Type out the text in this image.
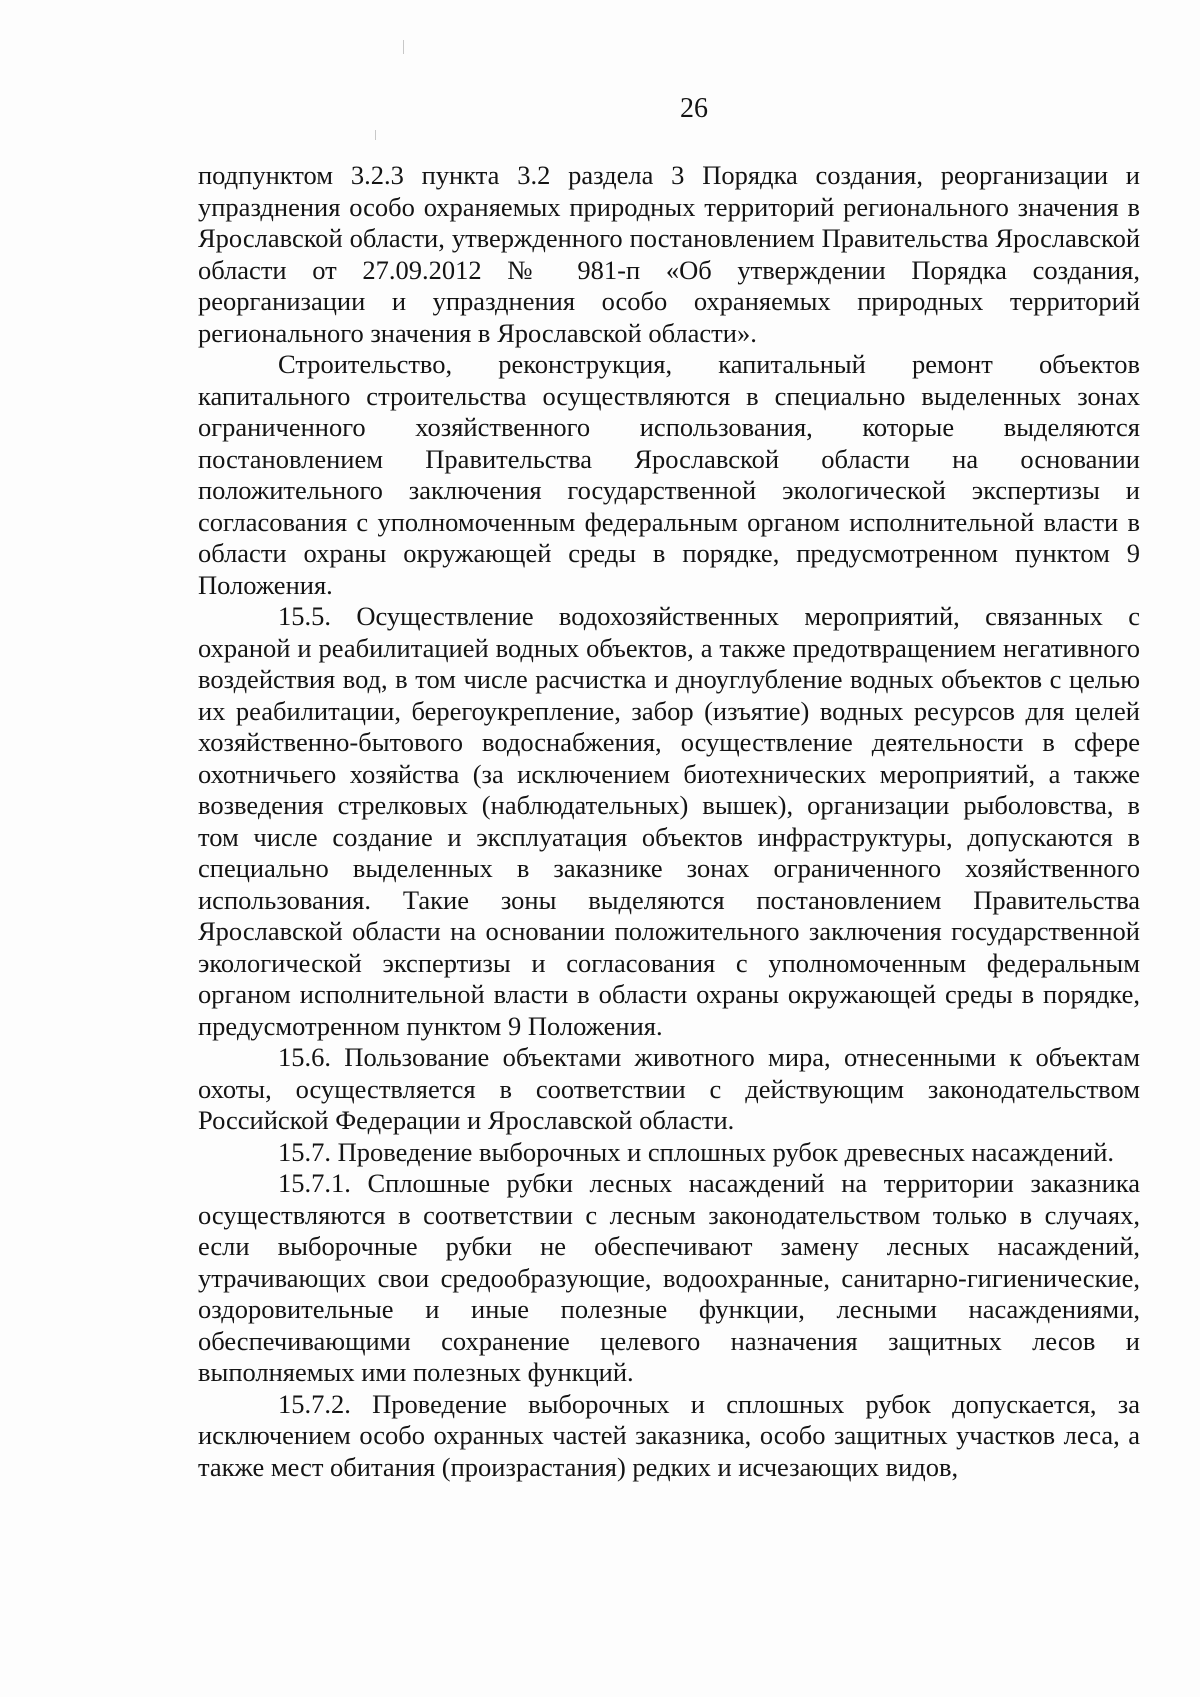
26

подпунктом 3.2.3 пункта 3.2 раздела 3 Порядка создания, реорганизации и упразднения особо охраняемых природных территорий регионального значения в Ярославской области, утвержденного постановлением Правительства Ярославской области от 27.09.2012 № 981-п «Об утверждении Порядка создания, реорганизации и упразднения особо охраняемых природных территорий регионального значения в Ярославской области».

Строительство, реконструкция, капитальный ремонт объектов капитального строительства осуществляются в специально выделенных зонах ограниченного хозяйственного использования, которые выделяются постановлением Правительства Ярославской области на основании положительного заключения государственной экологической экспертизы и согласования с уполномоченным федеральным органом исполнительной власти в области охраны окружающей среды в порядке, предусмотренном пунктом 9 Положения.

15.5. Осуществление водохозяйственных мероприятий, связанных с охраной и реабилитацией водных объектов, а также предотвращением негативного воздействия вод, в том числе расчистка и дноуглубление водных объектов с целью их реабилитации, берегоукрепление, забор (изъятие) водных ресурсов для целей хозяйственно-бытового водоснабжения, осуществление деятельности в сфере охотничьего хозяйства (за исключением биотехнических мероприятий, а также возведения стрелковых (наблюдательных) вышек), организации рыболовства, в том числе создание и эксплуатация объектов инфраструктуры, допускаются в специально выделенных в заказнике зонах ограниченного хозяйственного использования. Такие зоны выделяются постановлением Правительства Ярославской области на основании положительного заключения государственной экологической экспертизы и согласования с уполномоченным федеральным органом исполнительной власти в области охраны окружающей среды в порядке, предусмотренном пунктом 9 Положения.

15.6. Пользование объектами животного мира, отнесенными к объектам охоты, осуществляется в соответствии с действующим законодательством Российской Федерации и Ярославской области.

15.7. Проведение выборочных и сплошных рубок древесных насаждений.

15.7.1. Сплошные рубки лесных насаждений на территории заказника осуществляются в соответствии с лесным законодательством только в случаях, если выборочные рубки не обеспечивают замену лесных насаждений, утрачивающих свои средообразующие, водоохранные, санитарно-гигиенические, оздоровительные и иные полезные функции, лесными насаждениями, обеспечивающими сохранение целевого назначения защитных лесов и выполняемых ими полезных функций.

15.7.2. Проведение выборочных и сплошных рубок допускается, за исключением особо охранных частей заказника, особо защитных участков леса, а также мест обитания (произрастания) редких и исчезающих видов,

# # # # # # #

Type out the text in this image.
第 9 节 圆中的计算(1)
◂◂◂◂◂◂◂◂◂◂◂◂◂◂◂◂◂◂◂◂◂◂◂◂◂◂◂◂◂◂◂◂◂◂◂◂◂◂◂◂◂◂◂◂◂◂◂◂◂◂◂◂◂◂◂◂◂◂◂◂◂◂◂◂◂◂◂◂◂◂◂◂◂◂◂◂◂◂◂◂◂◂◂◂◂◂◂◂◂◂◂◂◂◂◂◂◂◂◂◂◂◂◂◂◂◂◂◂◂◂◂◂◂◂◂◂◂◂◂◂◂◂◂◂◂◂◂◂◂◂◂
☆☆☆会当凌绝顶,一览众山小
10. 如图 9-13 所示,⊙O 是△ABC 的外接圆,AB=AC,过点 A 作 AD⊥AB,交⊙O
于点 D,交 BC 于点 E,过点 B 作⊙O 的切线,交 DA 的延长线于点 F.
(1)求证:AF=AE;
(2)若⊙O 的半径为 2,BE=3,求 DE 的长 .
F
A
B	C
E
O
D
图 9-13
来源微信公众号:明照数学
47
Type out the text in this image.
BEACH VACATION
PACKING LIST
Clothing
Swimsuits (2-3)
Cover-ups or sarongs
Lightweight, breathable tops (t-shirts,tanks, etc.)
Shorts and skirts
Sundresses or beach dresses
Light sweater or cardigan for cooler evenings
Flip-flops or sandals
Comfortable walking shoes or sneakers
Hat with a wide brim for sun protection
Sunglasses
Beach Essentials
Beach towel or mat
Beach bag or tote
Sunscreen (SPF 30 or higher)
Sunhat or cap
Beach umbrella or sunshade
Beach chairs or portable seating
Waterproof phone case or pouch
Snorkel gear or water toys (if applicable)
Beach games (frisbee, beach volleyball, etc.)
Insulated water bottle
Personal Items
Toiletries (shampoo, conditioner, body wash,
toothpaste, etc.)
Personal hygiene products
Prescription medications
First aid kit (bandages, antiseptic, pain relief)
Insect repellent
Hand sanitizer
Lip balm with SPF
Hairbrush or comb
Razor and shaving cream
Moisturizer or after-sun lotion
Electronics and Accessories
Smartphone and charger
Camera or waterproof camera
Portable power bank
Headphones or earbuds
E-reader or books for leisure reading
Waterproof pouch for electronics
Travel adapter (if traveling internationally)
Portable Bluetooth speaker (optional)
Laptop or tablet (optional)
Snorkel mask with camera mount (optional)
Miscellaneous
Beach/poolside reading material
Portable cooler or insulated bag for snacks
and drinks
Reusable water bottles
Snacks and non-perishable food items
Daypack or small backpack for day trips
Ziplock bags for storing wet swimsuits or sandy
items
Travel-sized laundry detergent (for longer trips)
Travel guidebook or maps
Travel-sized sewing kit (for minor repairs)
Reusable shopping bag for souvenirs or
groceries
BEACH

# # # # # # #

▸ WRITTEN REQUEST:
Return each line of the data that contains the string "особо".

▸ EXERCISE RESULT:
подпунктом 3.2.3 пункта 3.2 раздела 3 Порядка создания, реорганизации и упразднения особо охраняемых природных территорий регионального значения в Ярославской области, утвержденного постановлением Правительства Ярославской области от 27.09.2012 № 981-п «Об утверждении Порядка создания, реорганизации и упразднения особо охраняемых природных территорий регионального значения в Ярославской области».
15.7.2. Проведение выборочных и сплошных рубок допускается, за исключением особо охранных частей заказника, особо защитных участков леса, а также мест обитания (произрастания) редких и исчезающих видов,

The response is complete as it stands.